Stated goal: Take every line from the material that has the word "rates" in it.

Entries from a dataset:
[BEGIN]
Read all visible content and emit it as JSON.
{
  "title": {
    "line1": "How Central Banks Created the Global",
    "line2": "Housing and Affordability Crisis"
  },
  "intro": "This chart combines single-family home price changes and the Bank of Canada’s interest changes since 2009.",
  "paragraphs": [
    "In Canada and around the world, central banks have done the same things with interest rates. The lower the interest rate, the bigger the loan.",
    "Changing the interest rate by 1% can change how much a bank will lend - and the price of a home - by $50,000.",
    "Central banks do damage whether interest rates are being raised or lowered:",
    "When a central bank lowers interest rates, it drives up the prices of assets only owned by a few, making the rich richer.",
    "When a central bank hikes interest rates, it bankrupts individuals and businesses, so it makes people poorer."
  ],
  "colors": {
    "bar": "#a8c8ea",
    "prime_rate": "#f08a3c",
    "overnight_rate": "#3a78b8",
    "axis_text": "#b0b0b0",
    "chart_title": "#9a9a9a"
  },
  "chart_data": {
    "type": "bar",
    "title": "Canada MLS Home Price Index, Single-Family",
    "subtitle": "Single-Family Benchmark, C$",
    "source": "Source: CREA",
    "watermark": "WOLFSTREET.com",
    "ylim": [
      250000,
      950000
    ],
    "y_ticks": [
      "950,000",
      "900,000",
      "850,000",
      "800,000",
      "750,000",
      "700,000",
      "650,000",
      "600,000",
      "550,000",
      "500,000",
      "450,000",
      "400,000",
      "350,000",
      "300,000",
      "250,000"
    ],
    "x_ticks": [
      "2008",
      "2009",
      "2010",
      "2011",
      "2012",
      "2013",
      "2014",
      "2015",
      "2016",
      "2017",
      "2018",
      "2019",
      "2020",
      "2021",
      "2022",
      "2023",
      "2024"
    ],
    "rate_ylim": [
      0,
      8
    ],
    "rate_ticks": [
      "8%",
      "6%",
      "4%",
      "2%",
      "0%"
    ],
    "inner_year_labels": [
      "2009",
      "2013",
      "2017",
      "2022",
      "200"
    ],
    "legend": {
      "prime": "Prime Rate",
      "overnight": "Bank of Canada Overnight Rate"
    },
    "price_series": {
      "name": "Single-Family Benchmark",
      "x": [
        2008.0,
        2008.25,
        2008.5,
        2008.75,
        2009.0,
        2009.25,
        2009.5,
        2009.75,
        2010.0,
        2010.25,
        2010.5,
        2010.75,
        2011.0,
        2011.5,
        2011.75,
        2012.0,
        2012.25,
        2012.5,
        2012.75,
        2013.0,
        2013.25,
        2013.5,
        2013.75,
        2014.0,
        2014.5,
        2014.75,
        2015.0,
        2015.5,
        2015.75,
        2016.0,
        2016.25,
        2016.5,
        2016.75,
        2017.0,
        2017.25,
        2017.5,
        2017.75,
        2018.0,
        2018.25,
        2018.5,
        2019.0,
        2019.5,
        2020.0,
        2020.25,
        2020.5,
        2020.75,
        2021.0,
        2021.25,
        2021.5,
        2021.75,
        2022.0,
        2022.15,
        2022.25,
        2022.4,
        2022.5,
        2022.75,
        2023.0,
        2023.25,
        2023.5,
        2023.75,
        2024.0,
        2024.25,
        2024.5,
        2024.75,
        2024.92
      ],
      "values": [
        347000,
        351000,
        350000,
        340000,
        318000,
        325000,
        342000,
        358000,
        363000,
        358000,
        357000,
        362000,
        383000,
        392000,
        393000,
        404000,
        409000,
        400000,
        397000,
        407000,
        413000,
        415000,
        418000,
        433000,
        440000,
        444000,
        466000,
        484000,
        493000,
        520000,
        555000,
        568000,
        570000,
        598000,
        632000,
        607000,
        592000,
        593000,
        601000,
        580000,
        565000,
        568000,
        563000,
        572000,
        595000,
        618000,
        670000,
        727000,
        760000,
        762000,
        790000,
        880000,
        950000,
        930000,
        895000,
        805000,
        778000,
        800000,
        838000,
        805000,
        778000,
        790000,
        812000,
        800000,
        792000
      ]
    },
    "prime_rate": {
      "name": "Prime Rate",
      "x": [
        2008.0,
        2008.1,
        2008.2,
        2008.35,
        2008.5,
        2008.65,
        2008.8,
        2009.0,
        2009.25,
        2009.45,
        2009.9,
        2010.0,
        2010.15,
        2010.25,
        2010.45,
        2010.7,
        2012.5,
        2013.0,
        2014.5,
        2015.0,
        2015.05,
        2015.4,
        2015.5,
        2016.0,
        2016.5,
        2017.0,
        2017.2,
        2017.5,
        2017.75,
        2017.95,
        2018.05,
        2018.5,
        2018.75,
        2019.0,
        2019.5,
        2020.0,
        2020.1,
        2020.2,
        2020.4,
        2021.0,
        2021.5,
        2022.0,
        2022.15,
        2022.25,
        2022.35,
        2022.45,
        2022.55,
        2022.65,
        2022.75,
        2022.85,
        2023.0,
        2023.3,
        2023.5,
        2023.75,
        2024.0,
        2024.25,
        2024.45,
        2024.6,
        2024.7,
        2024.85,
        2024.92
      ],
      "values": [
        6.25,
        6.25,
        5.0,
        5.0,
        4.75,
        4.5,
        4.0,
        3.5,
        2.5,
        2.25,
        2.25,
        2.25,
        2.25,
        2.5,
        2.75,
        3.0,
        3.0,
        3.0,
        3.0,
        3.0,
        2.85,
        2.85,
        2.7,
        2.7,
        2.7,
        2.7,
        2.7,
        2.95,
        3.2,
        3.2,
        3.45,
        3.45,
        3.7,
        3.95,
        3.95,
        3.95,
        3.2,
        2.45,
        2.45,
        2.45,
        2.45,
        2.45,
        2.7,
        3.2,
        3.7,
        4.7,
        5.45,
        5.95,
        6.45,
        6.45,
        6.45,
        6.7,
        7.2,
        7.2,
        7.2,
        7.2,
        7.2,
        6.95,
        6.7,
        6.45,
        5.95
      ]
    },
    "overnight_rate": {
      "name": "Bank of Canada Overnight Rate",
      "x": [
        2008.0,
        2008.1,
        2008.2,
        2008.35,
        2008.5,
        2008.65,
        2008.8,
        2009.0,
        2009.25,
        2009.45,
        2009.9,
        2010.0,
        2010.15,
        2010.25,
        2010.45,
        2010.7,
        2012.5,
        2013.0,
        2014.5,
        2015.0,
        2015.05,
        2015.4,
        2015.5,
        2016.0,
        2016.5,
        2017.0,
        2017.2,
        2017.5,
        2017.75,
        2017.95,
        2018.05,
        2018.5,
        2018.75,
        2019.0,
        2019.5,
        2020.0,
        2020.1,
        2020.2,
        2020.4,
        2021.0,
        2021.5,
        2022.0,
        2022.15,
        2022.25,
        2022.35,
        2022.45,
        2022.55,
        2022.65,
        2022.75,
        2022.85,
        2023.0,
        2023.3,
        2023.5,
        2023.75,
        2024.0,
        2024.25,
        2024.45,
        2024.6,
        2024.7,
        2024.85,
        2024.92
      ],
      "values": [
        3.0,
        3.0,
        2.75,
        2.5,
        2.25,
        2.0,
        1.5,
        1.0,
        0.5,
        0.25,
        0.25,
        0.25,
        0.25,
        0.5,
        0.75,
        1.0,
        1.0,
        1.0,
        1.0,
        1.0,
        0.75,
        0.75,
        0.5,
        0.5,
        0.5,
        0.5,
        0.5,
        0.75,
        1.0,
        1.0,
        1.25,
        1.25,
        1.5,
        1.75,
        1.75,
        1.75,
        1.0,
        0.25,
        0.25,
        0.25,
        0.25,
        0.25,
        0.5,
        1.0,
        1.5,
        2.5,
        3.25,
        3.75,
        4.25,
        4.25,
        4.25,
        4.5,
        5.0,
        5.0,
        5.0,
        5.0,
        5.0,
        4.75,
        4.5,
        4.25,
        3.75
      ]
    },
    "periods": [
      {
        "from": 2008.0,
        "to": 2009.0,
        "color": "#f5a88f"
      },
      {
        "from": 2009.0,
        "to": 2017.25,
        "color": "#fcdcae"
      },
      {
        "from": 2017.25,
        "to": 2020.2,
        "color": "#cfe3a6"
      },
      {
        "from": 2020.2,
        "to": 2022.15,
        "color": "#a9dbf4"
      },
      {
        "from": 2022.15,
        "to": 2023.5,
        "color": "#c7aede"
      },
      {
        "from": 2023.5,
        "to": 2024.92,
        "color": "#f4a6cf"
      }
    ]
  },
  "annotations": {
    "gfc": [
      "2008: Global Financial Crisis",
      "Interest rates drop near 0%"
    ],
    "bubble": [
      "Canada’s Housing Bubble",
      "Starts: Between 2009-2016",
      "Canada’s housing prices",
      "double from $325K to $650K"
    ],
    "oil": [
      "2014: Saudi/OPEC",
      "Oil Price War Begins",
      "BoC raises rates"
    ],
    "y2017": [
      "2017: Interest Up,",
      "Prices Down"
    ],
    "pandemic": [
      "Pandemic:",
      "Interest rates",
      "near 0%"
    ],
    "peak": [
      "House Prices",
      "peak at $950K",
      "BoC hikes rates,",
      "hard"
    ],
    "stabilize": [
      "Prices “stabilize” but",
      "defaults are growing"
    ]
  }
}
[END]
Final result:
    "In Canada and around the world, central banks have done the same things with interest rates. The lower the interest rate, the bigger the loan.",
    "Central banks do damage whether interest rates are being raised or lowered:",
    "When a central bank lowers interest rates, it drives up the prices of assets only owned by a few, making the rich richer.",
    "When a central bank hikes interest rates, it bankrupts individuals and businesses, so it makes people poorer."
      "Interest rates drop near 0%"
      "BoC raises rates"
      "Interest rates",
      "BoC hikes rates,",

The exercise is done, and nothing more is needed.